* **TASK DIRECTIONS**: Scan each line of the records for the word "Cortex" and extract the ones that have it.

┄┄┄┄┄┄┄┄┄┄

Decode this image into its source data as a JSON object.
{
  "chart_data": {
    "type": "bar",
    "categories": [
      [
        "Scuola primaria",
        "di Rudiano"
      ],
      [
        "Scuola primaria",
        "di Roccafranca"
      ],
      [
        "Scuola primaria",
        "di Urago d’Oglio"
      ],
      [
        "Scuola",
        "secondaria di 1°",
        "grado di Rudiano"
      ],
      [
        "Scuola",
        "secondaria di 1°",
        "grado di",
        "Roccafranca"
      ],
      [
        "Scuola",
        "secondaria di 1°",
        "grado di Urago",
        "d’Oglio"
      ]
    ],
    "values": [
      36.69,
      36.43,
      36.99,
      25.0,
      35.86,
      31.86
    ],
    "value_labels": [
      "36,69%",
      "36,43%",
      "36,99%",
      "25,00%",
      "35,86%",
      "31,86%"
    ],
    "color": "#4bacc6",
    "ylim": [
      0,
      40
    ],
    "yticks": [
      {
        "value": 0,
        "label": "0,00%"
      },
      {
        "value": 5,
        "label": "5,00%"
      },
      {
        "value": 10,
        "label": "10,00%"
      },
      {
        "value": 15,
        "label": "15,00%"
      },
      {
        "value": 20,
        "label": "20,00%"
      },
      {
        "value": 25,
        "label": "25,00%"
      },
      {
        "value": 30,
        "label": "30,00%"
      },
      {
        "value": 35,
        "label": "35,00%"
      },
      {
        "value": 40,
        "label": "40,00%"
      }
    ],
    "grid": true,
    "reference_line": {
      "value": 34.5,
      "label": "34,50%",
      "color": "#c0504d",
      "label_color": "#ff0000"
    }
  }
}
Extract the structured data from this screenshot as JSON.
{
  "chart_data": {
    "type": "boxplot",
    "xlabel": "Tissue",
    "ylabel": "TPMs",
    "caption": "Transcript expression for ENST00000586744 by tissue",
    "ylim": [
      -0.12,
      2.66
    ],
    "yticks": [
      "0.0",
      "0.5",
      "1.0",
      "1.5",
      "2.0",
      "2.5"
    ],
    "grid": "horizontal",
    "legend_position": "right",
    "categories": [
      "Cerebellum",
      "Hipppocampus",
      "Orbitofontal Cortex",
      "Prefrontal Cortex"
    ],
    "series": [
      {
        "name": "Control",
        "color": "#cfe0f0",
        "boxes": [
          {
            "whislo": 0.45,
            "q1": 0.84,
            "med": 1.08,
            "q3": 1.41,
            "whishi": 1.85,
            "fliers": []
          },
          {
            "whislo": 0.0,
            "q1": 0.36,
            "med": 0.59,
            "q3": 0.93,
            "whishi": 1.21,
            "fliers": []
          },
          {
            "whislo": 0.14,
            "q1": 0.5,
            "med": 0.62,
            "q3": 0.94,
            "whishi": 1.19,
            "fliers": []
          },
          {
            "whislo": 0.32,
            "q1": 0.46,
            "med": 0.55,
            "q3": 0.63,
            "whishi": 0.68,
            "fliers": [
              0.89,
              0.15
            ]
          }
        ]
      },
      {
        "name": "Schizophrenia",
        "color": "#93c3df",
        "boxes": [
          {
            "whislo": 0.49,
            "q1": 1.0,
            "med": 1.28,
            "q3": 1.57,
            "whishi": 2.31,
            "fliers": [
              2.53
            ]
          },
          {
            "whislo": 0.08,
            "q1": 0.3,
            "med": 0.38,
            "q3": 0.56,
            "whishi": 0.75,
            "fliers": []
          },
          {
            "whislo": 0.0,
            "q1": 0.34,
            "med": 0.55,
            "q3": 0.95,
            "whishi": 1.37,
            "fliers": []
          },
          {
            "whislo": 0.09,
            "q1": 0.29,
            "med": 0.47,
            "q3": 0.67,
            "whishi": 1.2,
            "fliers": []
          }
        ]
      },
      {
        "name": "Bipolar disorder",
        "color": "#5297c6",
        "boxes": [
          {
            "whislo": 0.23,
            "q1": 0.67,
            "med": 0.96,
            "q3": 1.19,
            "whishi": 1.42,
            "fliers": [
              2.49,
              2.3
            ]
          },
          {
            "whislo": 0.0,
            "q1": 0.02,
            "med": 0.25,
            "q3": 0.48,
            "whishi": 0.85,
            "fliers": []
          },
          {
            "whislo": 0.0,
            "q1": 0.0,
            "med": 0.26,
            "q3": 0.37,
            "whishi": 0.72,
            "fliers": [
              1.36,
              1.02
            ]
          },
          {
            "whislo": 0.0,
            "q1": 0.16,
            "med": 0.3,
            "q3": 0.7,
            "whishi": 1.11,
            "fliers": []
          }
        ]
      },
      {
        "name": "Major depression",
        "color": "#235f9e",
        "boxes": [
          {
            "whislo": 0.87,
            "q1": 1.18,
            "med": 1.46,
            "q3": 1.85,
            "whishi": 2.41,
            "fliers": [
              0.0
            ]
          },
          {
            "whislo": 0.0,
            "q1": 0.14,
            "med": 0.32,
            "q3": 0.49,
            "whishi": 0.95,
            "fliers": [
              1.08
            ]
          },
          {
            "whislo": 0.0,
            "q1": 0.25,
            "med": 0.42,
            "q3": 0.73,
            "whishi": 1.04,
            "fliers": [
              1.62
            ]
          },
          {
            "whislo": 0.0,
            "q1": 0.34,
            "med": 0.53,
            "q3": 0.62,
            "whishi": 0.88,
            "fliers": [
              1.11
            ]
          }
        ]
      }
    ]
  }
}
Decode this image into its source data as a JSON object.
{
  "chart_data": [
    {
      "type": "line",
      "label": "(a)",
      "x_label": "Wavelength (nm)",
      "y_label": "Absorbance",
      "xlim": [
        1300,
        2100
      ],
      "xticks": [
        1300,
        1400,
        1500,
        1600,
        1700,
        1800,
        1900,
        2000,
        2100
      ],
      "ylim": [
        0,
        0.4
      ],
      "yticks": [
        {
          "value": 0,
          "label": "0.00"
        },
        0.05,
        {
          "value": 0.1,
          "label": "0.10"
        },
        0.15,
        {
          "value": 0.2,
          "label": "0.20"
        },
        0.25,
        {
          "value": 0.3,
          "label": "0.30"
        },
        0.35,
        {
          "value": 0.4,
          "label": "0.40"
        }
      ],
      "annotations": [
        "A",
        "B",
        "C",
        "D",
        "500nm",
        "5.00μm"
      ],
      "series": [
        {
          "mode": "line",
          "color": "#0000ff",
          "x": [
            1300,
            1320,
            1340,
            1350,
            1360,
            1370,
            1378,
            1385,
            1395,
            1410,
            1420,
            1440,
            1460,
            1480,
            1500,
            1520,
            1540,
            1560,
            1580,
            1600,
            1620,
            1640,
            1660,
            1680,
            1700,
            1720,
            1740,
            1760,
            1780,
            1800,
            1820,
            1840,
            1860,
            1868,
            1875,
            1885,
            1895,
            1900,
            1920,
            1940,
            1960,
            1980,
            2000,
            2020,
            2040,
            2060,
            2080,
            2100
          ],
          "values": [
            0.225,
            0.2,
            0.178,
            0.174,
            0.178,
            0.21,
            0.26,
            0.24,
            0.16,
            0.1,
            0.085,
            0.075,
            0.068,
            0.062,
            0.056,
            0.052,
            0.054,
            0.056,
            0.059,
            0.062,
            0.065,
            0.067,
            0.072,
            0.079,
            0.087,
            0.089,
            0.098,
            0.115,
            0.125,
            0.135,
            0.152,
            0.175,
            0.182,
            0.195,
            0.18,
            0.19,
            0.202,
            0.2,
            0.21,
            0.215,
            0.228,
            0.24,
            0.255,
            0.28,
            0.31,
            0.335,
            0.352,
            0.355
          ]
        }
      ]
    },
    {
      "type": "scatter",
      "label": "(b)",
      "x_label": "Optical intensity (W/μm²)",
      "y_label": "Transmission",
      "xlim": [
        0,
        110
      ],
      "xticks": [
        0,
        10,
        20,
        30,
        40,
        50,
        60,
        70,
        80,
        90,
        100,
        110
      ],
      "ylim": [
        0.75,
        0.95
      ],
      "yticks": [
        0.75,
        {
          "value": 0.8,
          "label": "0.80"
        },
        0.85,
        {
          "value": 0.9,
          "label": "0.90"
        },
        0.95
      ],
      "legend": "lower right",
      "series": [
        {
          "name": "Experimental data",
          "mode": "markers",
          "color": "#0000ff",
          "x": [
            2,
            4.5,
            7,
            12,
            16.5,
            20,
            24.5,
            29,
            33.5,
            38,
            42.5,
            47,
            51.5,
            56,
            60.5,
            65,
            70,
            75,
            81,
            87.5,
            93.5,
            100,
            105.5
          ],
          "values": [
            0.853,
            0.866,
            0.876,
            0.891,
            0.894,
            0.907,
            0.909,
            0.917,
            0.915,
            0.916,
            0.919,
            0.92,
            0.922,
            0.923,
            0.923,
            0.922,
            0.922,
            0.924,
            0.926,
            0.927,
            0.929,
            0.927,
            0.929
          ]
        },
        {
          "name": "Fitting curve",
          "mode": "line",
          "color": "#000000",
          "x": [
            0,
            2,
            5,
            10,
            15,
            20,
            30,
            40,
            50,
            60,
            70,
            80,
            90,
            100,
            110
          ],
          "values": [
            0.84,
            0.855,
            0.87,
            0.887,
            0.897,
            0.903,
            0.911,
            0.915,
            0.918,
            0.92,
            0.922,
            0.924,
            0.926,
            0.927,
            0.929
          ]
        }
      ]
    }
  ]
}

┄┄┄┄┄┄┄┄┄┄

* **FULL SOLUTION**:
      "Orbitofontal Cortex",
      "Prefrontal Cortex"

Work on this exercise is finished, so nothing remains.